[begin EXERCISE DATA]

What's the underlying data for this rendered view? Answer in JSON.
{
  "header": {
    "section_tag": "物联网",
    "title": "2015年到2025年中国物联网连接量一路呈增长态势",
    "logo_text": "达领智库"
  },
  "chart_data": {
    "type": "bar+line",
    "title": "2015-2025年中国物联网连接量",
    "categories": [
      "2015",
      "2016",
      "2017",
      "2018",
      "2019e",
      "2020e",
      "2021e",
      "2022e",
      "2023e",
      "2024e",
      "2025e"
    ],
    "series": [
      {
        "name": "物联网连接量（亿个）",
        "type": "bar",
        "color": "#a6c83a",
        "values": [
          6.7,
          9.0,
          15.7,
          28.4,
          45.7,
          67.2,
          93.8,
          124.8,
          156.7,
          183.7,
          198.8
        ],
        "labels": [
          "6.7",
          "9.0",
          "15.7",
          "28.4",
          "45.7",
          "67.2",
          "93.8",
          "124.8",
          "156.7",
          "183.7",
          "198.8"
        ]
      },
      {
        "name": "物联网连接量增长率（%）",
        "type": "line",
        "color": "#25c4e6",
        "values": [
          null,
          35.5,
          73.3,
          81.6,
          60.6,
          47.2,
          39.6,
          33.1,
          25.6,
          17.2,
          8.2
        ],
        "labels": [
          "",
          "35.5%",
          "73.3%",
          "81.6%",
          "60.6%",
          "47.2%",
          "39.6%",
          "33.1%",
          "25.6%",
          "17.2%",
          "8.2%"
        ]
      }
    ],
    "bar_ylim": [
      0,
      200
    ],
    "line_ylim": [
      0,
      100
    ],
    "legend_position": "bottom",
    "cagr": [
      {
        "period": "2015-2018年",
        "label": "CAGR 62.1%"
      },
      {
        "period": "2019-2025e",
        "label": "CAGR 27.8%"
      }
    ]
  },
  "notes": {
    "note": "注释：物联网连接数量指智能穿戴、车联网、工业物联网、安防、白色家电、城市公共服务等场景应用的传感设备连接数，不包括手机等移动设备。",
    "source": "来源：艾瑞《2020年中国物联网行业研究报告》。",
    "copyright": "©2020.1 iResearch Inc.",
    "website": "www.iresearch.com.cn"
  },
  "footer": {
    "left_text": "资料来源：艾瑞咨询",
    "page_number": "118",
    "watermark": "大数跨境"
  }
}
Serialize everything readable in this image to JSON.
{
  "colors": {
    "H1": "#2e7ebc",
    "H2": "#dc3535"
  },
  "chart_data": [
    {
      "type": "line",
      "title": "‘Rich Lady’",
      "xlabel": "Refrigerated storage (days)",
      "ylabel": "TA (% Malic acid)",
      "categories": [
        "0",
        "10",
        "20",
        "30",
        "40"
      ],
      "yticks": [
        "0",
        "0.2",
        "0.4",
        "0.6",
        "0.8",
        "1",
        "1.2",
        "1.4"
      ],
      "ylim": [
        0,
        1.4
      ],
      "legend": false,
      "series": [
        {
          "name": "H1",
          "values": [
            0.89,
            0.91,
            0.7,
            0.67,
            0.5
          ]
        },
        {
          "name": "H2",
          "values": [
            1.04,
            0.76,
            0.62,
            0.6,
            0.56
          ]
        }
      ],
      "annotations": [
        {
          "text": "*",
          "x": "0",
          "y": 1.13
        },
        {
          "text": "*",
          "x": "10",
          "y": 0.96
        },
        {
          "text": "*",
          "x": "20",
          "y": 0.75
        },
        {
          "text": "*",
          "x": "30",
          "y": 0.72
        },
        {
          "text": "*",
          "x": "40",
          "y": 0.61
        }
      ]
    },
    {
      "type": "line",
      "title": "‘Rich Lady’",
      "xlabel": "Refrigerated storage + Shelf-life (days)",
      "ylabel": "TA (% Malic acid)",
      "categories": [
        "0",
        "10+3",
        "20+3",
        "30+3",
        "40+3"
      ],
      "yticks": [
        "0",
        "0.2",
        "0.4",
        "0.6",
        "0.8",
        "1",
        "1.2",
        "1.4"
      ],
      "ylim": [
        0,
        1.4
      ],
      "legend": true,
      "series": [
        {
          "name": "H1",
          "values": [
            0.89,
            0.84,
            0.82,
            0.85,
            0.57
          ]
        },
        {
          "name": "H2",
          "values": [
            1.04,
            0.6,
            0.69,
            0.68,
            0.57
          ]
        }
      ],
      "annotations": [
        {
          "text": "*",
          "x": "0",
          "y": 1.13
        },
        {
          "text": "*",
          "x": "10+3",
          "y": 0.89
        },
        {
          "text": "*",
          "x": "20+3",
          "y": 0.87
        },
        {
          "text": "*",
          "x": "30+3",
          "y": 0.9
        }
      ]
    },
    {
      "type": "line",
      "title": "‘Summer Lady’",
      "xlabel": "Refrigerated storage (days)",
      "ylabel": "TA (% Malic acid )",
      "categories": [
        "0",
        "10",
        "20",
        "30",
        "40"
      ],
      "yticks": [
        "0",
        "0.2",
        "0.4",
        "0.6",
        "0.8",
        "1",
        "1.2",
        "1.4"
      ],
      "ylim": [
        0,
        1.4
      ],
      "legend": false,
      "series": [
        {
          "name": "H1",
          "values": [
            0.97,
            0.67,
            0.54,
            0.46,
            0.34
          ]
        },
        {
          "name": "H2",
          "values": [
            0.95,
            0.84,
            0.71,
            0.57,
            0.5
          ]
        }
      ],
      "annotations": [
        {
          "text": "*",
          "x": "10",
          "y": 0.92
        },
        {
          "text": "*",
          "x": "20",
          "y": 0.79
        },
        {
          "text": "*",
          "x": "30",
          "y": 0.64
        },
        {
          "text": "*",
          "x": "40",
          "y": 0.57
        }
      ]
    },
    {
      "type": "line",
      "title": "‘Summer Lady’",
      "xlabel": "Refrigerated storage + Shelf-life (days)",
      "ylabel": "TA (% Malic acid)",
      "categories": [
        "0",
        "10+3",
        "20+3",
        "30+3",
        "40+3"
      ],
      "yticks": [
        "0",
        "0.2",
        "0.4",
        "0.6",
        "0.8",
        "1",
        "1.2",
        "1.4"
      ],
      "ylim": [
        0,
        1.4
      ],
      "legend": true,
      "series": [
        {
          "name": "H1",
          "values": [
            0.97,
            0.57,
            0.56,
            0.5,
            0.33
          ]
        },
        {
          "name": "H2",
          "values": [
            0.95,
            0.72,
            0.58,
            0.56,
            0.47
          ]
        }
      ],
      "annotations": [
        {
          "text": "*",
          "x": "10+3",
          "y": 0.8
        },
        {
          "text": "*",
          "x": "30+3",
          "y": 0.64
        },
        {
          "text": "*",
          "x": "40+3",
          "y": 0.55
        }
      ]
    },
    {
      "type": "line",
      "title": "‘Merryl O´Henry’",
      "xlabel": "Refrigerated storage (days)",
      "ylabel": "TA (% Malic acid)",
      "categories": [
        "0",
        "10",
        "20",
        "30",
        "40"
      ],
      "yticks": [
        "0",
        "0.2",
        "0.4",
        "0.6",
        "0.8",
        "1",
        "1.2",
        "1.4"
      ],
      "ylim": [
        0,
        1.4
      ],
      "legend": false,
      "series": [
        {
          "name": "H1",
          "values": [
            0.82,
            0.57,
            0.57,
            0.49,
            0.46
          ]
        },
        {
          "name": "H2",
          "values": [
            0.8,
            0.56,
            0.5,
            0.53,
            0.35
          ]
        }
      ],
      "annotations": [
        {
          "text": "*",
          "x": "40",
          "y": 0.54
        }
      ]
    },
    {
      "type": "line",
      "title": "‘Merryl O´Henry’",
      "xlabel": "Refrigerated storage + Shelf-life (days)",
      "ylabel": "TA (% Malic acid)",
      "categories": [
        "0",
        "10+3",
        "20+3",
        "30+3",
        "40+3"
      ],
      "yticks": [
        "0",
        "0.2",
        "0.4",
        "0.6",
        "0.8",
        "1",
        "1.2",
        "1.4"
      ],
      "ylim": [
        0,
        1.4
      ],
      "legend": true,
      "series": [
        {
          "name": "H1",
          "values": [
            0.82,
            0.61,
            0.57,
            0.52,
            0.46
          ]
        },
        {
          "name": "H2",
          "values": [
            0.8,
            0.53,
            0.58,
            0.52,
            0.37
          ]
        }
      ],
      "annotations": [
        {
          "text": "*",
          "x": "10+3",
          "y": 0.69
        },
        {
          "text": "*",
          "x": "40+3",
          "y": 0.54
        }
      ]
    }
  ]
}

[end EXERCISE DATA]

**GIVEN PROBLEM**
Of all the lines in the data above, state how many include "this". Say only the number.

**WRITTEN ANSWER**
2